*Given exercise*
Every line that contains "Screening" counts once; give the total number of such lines, with no other words.

*Recorded information*
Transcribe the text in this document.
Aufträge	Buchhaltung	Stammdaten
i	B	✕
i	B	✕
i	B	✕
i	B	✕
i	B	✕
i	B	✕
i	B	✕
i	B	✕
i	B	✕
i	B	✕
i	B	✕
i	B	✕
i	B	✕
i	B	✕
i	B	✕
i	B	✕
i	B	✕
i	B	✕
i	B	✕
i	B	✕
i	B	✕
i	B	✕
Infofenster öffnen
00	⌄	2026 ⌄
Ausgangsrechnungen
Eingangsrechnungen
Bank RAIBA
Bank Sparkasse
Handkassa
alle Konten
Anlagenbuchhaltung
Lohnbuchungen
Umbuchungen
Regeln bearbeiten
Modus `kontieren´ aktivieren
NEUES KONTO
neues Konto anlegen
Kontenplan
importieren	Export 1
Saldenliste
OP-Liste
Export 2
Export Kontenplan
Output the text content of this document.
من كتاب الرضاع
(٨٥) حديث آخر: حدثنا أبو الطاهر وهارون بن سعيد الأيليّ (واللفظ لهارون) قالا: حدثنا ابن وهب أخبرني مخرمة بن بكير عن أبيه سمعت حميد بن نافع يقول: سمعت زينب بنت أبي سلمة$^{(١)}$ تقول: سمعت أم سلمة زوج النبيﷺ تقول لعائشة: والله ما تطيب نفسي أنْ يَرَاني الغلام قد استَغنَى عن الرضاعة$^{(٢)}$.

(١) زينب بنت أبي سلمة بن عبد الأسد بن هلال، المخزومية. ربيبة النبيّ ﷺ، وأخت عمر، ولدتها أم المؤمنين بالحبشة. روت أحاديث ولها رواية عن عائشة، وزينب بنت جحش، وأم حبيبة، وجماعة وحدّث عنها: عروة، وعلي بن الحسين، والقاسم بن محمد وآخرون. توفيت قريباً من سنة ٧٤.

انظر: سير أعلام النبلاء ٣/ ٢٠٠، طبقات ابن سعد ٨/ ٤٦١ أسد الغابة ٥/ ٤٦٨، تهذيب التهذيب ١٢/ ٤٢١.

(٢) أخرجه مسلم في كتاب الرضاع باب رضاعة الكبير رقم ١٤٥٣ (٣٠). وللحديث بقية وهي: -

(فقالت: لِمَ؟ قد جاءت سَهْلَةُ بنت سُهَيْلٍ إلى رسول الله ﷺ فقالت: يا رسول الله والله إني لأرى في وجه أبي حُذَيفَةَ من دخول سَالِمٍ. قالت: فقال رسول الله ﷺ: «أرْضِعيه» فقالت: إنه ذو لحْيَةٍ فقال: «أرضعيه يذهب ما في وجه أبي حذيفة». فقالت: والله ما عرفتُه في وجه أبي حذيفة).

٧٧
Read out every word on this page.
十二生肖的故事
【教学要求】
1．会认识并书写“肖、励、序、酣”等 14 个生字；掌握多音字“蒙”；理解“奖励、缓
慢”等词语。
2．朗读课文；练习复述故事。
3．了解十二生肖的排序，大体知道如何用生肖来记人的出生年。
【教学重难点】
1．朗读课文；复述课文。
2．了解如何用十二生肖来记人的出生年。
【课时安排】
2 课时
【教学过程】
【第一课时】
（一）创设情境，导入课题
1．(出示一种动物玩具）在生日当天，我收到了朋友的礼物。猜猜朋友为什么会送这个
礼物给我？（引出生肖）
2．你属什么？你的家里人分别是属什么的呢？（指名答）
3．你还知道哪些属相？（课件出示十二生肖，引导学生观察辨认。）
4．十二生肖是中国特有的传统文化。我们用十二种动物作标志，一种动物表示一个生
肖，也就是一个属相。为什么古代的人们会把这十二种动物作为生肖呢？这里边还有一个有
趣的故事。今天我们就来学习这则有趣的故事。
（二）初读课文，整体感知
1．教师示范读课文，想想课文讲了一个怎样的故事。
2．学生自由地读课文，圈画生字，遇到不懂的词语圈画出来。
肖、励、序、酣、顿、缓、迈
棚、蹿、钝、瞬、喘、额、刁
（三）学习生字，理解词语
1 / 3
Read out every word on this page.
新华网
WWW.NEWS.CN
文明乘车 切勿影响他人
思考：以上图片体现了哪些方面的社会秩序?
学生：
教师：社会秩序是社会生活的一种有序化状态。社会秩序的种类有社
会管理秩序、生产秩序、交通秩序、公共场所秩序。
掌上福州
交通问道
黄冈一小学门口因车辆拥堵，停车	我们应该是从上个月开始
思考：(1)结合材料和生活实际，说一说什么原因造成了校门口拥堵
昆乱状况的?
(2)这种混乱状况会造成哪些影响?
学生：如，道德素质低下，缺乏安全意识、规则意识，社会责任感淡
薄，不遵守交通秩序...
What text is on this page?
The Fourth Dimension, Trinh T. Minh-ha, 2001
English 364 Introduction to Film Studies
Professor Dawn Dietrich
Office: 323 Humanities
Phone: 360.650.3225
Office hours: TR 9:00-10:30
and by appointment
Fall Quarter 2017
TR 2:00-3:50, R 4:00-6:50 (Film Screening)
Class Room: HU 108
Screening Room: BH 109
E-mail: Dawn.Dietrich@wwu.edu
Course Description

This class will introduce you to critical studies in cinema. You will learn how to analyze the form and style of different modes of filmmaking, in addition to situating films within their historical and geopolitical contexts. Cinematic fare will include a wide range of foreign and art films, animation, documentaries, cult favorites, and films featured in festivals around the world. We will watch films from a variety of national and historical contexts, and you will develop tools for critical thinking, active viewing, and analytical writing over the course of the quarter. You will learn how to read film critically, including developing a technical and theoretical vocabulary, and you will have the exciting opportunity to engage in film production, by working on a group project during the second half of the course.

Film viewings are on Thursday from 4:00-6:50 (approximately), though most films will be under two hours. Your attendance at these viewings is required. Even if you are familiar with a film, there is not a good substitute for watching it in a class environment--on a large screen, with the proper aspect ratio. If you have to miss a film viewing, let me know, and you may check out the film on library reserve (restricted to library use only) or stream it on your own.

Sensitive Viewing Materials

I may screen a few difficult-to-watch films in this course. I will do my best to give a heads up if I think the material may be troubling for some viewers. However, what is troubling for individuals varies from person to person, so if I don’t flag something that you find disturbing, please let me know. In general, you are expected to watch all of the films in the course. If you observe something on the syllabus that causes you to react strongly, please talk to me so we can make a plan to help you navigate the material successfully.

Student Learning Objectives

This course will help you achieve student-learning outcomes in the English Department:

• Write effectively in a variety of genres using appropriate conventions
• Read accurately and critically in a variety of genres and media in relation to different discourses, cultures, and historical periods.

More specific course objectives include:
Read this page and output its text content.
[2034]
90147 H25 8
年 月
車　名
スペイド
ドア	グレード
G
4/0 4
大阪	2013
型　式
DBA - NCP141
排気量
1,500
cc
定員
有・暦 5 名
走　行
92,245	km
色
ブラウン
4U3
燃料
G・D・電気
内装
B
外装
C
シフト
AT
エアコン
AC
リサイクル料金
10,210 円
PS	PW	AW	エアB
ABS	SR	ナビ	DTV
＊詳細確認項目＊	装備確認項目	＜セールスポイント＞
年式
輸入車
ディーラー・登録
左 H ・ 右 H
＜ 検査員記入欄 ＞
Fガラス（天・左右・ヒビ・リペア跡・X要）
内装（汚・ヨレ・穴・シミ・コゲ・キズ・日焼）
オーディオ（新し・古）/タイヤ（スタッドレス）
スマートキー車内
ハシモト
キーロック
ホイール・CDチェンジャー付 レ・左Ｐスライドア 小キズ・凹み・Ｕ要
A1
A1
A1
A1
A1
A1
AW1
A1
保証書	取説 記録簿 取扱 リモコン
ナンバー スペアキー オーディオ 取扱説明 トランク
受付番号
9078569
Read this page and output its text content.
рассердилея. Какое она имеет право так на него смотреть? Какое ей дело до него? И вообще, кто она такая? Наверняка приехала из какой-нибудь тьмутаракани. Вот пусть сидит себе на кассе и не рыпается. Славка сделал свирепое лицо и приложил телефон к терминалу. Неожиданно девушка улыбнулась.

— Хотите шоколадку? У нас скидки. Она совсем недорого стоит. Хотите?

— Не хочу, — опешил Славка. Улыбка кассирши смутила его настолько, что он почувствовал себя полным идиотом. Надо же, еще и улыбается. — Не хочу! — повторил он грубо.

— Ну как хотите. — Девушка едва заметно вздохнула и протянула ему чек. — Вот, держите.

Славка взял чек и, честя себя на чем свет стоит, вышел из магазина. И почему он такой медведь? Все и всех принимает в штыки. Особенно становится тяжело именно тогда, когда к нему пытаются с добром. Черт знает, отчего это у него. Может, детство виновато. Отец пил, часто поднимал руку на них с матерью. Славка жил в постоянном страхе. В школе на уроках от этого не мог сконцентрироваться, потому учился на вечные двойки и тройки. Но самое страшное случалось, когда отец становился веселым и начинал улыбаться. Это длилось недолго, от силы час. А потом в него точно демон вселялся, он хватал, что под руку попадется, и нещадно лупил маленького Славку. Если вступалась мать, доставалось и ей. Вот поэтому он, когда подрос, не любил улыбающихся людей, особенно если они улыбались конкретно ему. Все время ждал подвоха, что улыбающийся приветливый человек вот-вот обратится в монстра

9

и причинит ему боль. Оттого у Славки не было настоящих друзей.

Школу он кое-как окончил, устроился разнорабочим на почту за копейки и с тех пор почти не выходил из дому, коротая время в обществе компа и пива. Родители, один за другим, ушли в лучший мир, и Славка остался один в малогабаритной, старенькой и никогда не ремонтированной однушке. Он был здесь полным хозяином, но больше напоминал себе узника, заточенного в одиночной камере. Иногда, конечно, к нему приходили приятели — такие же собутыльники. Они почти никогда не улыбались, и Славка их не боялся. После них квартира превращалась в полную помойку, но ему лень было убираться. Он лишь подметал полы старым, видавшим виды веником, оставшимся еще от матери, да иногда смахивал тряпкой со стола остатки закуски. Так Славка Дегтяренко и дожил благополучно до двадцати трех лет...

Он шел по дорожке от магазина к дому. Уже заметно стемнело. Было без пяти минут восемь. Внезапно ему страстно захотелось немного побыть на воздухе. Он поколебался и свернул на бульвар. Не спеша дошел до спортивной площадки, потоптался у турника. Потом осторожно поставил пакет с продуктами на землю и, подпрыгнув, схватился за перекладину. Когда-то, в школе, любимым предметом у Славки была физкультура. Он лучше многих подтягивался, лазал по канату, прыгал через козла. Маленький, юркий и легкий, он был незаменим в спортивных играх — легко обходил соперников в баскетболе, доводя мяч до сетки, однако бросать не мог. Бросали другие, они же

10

*Right answer*
2